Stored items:
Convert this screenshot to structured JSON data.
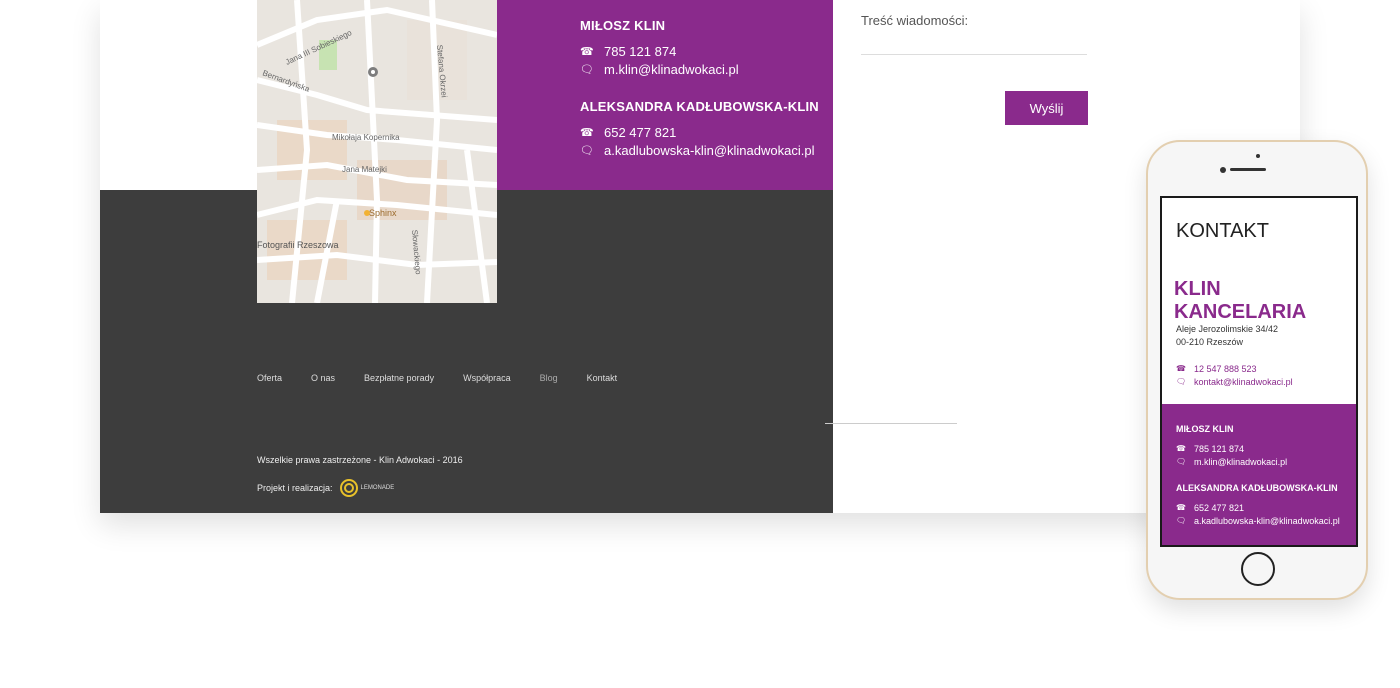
{
  "desktop": {
    "map": {
      "streets": [
        "Jana III Sobieskiego",
        "Bernardyńska",
        "Stefana Okrzei",
        "Mikołaja Kopernika",
        "Jana Matejki",
        "Słowackiego"
      ],
      "places": [
        "Sphinx",
        "Fotografii Rzeszowa"
      ]
    },
    "persons": [
      {
        "name": "MIŁOSZ KLIN",
        "phone": "785 121 874",
        "email": "m.klin@klinadwokaci.pl"
      },
      {
        "name": "ALEKSANDRA KADŁUBOWSKA-KLIN",
        "phone": "652 477 821",
        "email": "a.kadlubowska-klin@klinadwokaci.pl"
      }
    ],
    "form": {
      "message_label": "Treść wiadomości:",
      "send_label": "Wyślij"
    },
    "footer": {
      "nav": [
        "Oferta",
        "O nas",
        "Bezpłatne porady",
        "Współpraca",
        "Blog",
        "Kontakt"
      ],
      "copyright": "Wszelkie prawa zastrzeżone - Klin Adwokaci - 2016",
      "credit": "Projekt i realizacja:",
      "credit_logo": "LEMONADE"
    }
  },
  "mobile": {
    "title": "KONTAKT",
    "brand": "KLIN KANCELARIA",
    "address1": "Aleje Jerozolimskie 34/42",
    "address2": "00-210 Rzeszów",
    "phone": "12 547 888 523",
    "email": "kontakt@klinadwokaci.pl",
    "persons": [
      {
        "name": "MIŁOSZ KLIN",
        "phone": "785 121 874",
        "email": "m.klin@klinadwokaci.pl"
      },
      {
        "name": "ALEKSANDRA KADŁUBOWSKA-KLIN",
        "phone": "652 477 821",
        "email": "a.kadlubowska-klin@klinadwokaci.pl"
      }
    ]
  },
  "icons": {
    "phone": "phone-icon",
    "email": "chat-bubble-icon"
  },
  "colors": {
    "accent": "#8a2a8c",
    "footer": "#3d3d3d"
  }
}
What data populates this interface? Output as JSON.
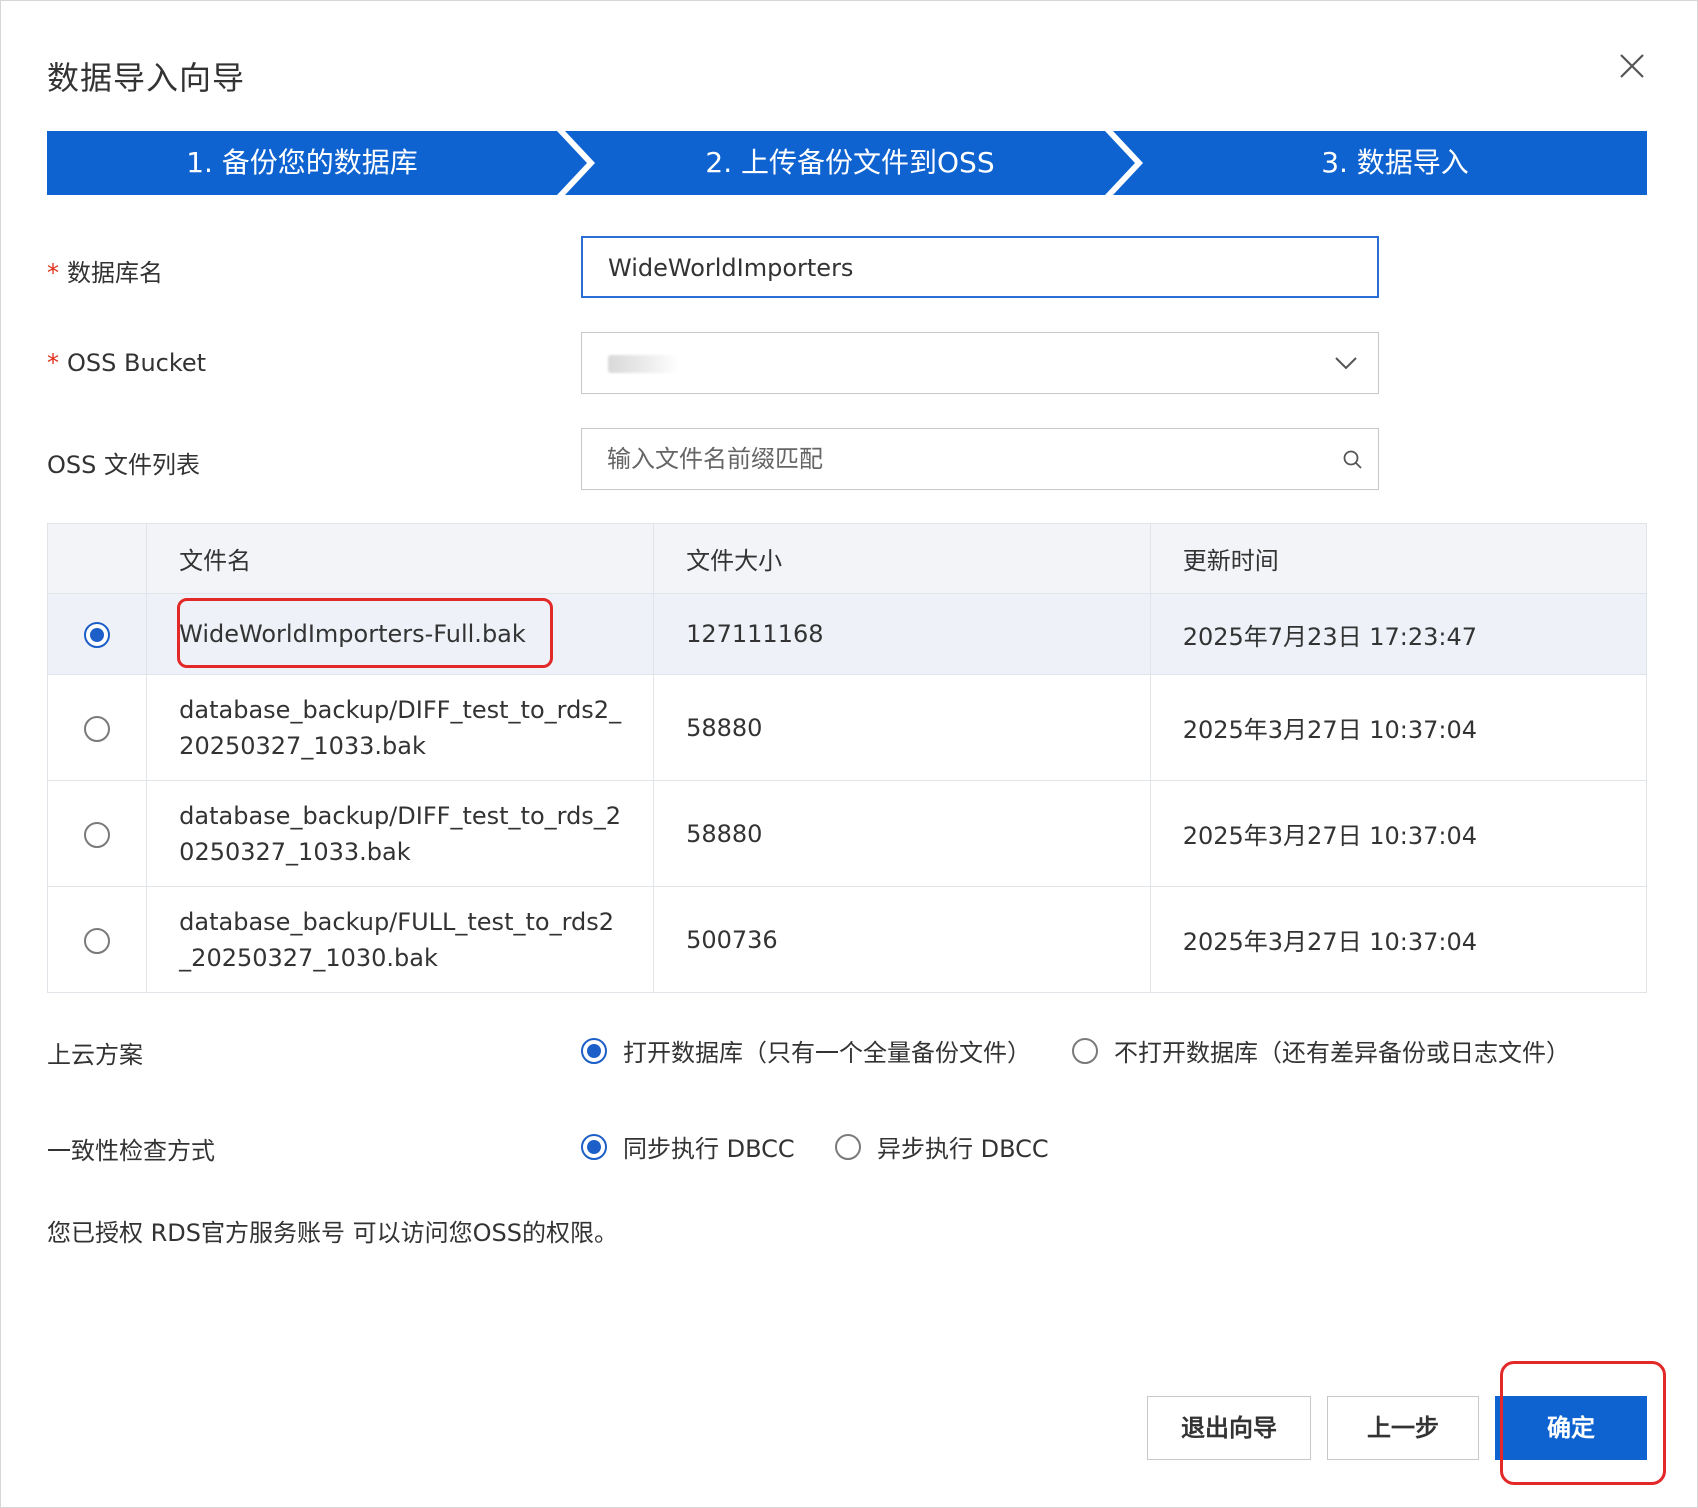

What the task asks: Can you retype every record above exactly, leaving out the pictures?

Answer to this exercise:
Convert this screenshot to structured JSON data.
{
  "desktop": {
    "map": {
      "streets": [
        "Jana III Sobieskiego",
        "Bernardyńska",
        "Stefana Okrzei",
        "Mikołaja Kopernika",
        "Jana Matejki",
        "Słowackiego"
      ],
      "places": [
        "Sphinx",
        "Fotografii Rzeszowa"
      ]
    },
    "persons": [
      {
        "name": "MIŁOSZ KLIN",
        "phone": "785 121 874",
        "email": "m.klin@klinadwokaci.pl"
      },
      {
        "name": "ALEKSANDRA KADŁUBOWSKA-KLIN",
        "phone": "652 477 821",
        "email": "a.kadlubowska-klin@klinadwokaci.pl"
      }
    ],
    "form": {
      "message_label": "Treść wiadomości:",
      "send_label": "Wyślij"
    },
    "footer": {
      "nav": [
        "Oferta",
        "O nas",
        "Bezpłatne porady",
        "Współpraca",
        "Blog",
        "Kontakt"
      ],
      "copyright": "Wszelkie prawa zastrzeżone - Klin Adwokaci - 2016",
      "credit": "Projekt i realizacja:",
      "credit_logo": "LEMONADE"
    }
  },
  "mobile": {
    "title": "KONTAKT",
    "brand": "KLIN KANCELARIA",
    "address1": "Aleje Jerozolimskie 34/42",
    "address2": "00-210 Rzeszów",
    "phone": "12 547 888 523",
    "email": "kontakt@klinadwokaci.pl",
    "persons": [
      {
        "name": "MIŁOSZ KLIN",
        "phone": "785 121 874",
        "email": "m.klin@klinadwokaci.pl"
      },
      {
        "name": "ALEKSANDRA KADŁUBOWSKA-KLIN",
        "phone": "652 477 821",
        "email": "a.kadlubowska-klin@klinadwokaci.pl"
      }
    ]
  },
  "icons": {
    "phone": "phone-icon",
    "email": "chat-bubble-icon"
  },
  "colors": {
    "accent": "#8a2a8c",
    "footer": "#3d3d3d"
  }
}
What data populates this interface? Output as JSON.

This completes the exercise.